▶ [EXTRACT PROVIDED]
──────────────────────────────
Plant 1 also has design capabilities for programmable logic controller (PLC)/controls programming, electrical/pneumatic schematics, fixtures, specialty tooling, robot simulation, automation and vibration/stress analysis.
“Plant 2 (25,000 square feet) is our advanced manufacturing division. This facility also has offices for program management and sales,” continues Tomassi.
Plant 2, at 25,000 square feet, features sixteen CNC machining centers, a full fabrication department that can fabricate fixture bases, machine sub-components, machine frames and other items as well as facilities for waterjet and plasma cutting. Automated palletized loading systems are utilized in this plant so that critical equipment can be run continuously.
At 10,000 square feet, Plant 3 offers extra assembly space for smaller-scale automation jobs and specialty tooling.
Select Tool is currently in the process of setting up a branch in Querétaro, Mexico. “This facility will manufacture the same products as our Oldcastle facilities and will provide full services. The size of this facility will be approximately 16,000 square feet,” says Tomassi. The facility is expected to be operational by this October.
He explains the motivation behind the move to set up in the south. “Over the last five years, more and more of our product has been delivered to Mexico. Although it’s being sourced from the Detroit area, the final destination of the product has been Mexico. A couple years ago, we found out some local mould shops were starting to move there to set up satellite facilities. We were also aware that a couple competitors of ours had already moved down there. All that, in combination with customer demand, prompted the decision [to establish a Mexican branch].”
While Select Tool does do work for consumer, recreational and heavy industrial markets, ninety percent of its business is automotive-related. “We supply to numerous automotive OEM’s as well as many tier one and tier two suppliers. We supply product to all of North America, South America, and Europe,” states Tomassi.
The company’s quality assurance fixtures division makes work holding jigs, holding stands, CMM holding fixtures, and more, while an automation division can put together end-of-arm robotic tooling, index machines, material handling, pallet and conveyor systems. Select also offers a wide range of services, from CNC machining to inspection, fabrication, controls and electrical work, and design.
──────────────────────────────
▶ [LISTED RECORDS]
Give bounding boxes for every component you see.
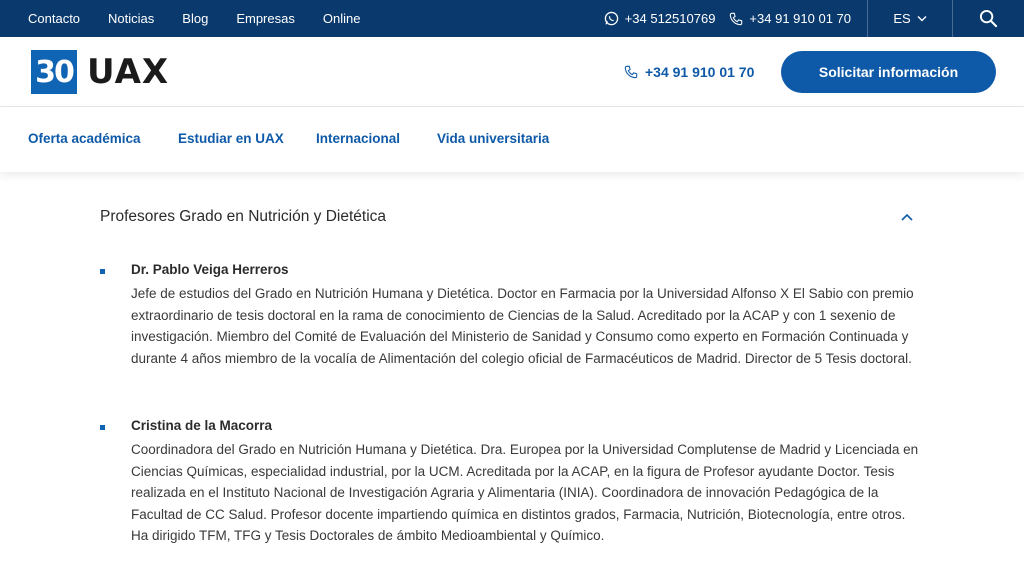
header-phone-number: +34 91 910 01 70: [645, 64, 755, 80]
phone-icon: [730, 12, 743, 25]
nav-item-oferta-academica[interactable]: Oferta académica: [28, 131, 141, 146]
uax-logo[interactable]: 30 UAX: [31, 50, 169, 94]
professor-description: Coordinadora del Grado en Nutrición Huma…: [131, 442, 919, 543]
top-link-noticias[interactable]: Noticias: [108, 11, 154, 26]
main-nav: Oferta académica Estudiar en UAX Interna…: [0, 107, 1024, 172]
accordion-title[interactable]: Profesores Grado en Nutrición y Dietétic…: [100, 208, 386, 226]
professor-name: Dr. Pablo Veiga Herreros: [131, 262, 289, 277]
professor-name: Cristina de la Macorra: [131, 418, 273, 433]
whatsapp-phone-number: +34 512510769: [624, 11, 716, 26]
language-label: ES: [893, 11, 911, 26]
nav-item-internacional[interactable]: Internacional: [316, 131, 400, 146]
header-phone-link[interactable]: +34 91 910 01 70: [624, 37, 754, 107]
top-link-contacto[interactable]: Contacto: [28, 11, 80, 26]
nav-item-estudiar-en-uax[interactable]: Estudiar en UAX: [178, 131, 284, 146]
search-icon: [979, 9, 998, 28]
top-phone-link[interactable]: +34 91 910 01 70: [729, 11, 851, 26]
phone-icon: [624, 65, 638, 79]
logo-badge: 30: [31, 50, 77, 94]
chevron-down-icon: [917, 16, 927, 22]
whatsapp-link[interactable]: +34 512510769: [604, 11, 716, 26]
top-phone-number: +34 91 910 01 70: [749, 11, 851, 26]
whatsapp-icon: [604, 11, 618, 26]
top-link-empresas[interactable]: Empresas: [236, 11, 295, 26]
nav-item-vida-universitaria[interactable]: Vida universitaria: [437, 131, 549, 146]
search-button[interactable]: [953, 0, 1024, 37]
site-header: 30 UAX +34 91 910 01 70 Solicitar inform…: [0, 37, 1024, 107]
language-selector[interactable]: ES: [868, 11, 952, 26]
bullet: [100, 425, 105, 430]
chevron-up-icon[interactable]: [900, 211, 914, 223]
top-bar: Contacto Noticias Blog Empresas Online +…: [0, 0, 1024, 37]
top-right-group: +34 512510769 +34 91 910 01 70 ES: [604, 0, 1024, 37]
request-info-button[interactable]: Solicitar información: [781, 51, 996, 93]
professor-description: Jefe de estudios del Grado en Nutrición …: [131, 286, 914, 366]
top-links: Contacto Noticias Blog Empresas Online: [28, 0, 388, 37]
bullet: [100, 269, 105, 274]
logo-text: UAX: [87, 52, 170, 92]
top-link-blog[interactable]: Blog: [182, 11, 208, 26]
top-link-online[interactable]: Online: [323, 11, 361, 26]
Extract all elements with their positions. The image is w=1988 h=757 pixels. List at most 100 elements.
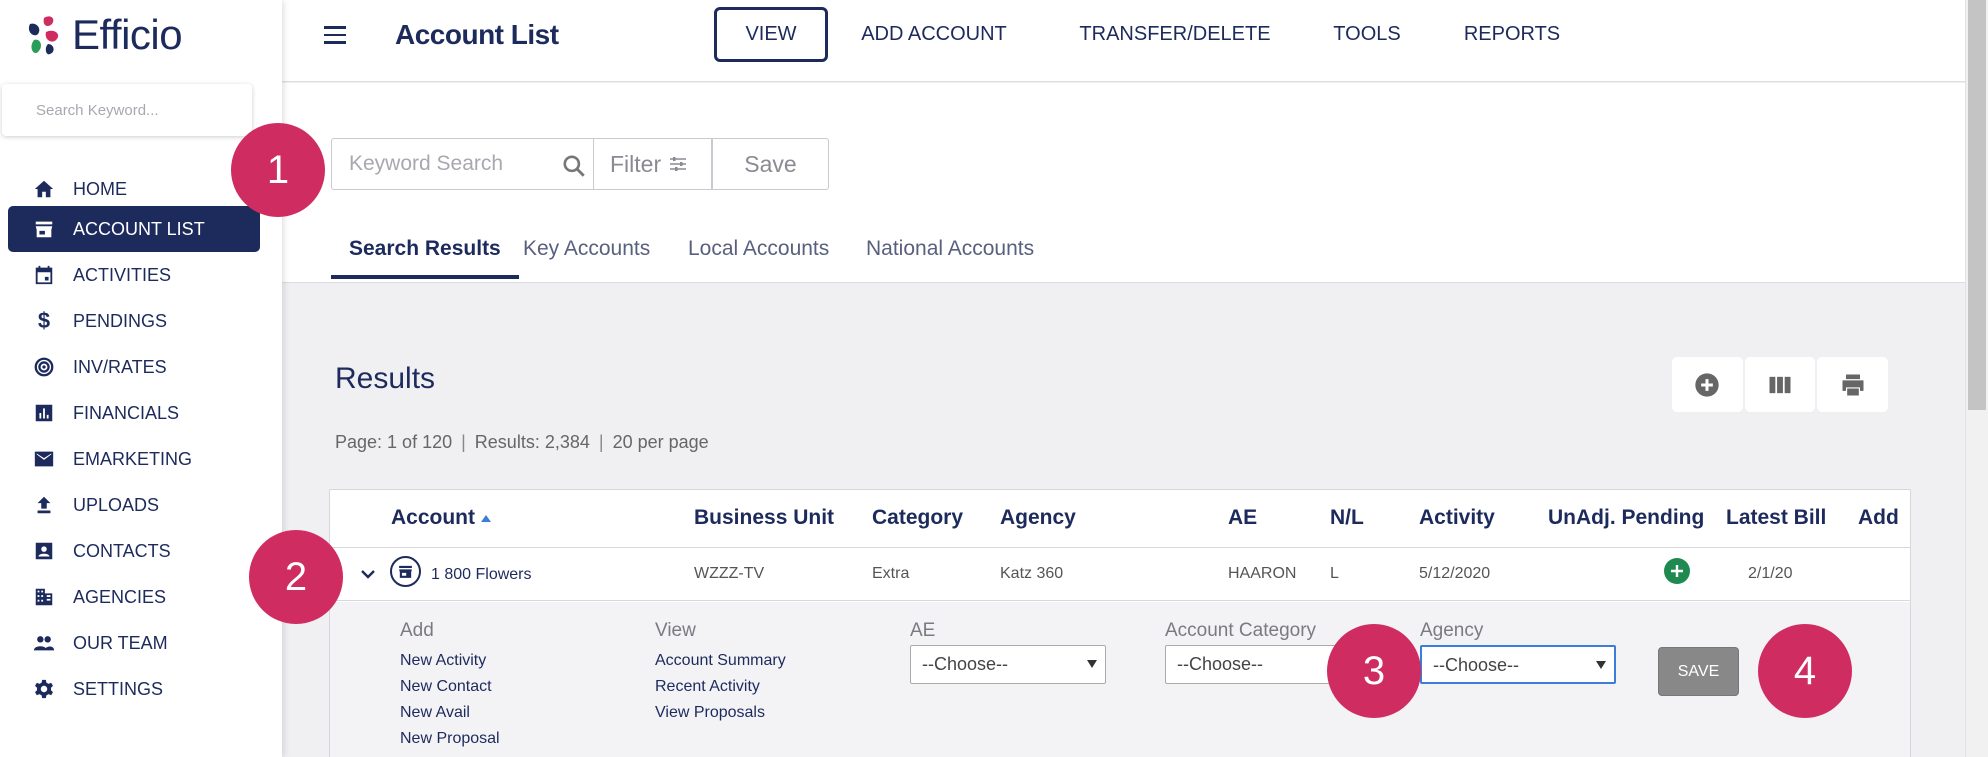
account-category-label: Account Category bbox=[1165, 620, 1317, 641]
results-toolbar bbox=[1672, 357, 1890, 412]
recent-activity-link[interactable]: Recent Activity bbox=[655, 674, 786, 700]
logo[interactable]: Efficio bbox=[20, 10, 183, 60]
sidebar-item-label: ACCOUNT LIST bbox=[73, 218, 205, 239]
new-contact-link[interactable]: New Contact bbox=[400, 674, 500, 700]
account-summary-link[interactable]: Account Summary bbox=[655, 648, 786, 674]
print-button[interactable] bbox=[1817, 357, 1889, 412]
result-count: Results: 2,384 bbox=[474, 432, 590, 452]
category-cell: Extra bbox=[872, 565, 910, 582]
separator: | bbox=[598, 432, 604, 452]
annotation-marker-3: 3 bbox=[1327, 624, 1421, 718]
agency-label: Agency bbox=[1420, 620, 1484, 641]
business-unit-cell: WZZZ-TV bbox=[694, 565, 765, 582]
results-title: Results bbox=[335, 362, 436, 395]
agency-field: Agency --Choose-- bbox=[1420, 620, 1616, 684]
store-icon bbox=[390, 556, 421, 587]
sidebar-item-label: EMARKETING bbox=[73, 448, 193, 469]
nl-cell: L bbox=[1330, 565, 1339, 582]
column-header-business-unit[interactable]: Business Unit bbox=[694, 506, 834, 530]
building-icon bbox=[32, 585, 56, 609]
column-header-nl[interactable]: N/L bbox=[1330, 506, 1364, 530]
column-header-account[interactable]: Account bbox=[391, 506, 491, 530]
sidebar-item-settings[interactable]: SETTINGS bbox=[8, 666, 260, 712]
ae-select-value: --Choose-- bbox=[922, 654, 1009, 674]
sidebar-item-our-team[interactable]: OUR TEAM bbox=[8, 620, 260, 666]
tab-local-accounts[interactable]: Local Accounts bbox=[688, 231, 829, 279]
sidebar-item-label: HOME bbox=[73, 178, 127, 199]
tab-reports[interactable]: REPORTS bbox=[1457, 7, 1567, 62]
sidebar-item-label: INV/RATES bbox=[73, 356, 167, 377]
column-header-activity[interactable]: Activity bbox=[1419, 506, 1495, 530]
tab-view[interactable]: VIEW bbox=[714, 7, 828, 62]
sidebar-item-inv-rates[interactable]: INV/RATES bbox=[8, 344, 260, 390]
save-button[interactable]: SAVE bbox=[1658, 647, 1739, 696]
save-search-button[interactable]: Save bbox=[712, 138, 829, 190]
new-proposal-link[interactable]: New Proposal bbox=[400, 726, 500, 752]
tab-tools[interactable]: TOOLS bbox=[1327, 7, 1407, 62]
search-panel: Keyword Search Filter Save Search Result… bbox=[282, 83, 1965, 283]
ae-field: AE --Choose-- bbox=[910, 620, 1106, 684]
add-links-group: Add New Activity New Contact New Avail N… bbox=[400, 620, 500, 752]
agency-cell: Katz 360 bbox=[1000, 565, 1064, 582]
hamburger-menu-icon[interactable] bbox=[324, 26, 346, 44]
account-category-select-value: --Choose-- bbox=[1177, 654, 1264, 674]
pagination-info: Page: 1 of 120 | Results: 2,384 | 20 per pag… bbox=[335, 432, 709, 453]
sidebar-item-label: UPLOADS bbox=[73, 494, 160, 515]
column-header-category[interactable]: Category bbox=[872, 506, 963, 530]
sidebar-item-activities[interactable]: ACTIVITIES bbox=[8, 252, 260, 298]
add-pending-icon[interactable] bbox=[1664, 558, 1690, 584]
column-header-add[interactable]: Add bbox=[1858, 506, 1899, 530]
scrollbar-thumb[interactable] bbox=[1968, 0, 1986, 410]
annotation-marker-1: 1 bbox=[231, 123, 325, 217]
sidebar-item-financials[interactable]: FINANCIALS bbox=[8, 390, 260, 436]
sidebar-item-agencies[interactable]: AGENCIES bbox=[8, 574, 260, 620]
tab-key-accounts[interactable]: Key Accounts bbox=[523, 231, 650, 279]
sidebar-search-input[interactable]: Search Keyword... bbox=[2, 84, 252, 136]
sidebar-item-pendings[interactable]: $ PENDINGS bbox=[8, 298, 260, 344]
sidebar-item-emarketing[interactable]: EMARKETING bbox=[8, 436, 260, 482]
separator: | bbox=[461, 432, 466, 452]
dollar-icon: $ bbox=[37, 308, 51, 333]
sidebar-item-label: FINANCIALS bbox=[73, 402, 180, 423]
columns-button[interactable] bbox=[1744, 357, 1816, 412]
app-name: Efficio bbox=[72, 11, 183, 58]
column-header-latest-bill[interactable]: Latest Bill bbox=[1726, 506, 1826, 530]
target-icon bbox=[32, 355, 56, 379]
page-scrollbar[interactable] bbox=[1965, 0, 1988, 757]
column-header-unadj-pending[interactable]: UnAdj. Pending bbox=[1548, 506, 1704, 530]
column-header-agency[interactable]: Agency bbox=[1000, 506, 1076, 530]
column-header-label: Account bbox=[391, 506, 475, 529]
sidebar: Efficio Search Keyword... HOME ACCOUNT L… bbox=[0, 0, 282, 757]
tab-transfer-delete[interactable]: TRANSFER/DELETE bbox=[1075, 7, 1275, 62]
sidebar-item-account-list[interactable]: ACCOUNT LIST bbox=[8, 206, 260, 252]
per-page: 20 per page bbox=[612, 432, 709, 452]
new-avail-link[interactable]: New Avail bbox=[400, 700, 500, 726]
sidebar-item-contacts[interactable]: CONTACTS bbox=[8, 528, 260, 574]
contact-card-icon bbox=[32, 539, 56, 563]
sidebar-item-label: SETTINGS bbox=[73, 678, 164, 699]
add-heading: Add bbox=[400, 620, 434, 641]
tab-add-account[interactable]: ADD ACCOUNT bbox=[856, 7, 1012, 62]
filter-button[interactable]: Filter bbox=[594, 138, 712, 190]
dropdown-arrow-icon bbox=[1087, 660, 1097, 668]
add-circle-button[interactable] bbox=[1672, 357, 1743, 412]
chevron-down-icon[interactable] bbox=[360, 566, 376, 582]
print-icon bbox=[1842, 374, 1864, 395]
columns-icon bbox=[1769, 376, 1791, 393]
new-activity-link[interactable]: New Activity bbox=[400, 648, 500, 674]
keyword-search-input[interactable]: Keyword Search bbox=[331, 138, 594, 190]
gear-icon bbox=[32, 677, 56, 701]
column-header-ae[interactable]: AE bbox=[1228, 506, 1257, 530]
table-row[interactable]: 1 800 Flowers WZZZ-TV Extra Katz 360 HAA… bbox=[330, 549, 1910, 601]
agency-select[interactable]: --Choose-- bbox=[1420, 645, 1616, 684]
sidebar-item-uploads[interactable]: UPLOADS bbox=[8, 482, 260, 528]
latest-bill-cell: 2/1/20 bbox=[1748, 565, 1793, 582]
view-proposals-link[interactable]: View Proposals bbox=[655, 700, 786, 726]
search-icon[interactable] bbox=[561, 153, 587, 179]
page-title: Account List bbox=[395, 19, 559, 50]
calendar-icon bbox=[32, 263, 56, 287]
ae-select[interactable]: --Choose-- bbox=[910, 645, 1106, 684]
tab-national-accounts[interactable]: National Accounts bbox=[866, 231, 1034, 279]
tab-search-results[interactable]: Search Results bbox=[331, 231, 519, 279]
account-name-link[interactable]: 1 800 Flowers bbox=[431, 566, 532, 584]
──────────────────────────────
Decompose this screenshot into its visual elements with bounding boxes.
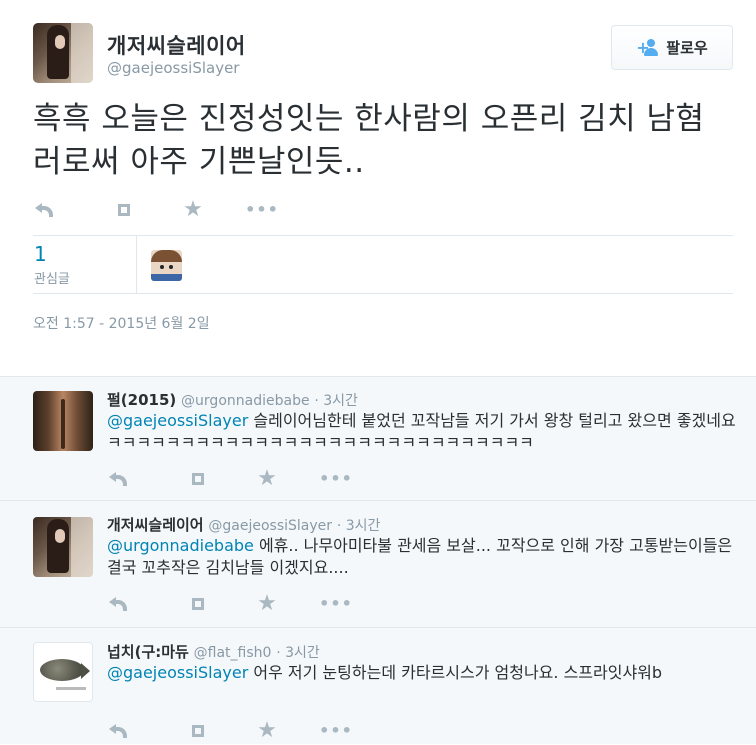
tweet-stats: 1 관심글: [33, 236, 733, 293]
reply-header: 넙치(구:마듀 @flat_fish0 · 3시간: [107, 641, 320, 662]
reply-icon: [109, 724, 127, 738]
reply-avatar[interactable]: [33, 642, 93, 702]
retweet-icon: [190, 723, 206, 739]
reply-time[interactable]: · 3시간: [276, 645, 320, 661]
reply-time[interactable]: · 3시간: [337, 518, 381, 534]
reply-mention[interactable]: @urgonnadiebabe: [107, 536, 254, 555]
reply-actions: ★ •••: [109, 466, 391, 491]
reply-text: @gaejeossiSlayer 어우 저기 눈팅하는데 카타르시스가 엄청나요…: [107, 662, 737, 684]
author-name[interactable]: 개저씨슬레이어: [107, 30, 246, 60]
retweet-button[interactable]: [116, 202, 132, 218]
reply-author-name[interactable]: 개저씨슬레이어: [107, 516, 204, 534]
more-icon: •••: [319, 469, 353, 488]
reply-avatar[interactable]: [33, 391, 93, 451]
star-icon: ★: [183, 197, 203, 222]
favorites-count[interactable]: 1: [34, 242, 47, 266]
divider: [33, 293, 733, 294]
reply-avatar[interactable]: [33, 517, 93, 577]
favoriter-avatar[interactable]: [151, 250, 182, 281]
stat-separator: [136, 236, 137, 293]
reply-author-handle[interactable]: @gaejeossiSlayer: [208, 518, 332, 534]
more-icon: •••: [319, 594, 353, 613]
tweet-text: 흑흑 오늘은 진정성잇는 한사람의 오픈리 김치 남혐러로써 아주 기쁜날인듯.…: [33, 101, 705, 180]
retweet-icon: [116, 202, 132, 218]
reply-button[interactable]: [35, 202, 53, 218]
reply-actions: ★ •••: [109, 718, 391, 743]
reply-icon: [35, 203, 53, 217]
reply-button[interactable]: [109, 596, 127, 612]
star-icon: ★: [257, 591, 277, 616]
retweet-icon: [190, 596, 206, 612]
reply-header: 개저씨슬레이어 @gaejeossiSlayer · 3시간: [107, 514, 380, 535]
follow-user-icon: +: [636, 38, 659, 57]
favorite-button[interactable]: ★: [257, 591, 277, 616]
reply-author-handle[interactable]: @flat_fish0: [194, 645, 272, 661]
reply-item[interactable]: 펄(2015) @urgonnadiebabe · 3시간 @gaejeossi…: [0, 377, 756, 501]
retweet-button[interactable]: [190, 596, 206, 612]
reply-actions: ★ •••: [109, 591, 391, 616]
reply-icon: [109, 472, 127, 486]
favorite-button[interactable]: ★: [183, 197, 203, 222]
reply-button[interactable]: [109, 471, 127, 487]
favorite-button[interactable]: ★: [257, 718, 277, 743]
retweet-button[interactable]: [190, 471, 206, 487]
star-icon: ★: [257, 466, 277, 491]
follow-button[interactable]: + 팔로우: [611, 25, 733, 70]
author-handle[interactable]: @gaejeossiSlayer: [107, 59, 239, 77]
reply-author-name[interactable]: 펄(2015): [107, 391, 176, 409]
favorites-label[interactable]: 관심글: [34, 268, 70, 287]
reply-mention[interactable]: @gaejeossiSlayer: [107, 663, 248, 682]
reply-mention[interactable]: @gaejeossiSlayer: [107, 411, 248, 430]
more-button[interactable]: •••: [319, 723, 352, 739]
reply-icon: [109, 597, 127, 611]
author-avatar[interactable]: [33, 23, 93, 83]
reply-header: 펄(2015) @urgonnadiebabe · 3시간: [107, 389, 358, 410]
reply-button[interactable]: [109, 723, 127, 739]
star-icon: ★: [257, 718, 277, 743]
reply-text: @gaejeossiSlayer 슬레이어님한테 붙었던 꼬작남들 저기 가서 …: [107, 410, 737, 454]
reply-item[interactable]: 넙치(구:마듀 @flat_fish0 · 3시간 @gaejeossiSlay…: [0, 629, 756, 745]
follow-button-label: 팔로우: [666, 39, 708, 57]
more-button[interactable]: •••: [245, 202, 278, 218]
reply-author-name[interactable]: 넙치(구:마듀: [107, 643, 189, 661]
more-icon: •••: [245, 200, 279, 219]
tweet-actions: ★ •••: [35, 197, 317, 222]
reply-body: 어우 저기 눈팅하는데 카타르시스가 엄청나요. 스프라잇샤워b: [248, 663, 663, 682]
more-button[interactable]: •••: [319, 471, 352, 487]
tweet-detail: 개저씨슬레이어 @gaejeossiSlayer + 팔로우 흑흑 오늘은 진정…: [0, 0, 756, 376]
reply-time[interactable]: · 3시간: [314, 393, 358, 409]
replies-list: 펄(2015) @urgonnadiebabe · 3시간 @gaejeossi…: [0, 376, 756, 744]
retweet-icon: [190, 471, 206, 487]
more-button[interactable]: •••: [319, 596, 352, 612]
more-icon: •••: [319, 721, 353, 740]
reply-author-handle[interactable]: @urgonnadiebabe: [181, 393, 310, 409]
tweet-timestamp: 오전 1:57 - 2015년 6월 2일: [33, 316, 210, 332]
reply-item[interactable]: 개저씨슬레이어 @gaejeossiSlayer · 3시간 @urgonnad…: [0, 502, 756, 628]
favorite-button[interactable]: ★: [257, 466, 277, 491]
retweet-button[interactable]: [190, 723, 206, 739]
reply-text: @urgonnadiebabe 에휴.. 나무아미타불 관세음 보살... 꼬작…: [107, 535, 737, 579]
──────────────────────────────
▶ [REQUIRED TASKS]
1. Reproduce word for word the part of the Select Tool extract that begins at the words "Plant 1 also" and stops after "and vibration/stress analysis.".
2. Turn the paragraph of the Select Tool extract beginning "The company’s quality assurance fixtures division" into a short list that keeps its main facts.
Work from the Select Tool extract alone, without outside knowledge.

▶ [COMPLETE ANSWERS]
1.
Plant 1 also has design capabilities for programmable logic controller (PLC)/controls programming, electrical/pneumatic schematics, fixtures, specialty tooling, robot simulation, automation and vibration/stress analysis.

2.
- Quality assurance fixtures division: makes work holding jigs, holding stands, CMM holding fixtures, and more.
- Automation division: builds end-of-arm robotic tooling, index machines, material handling, and pallet and conveyor systems.
- Services: CNC machining, inspection, fabrication, controls and electrical work, and design.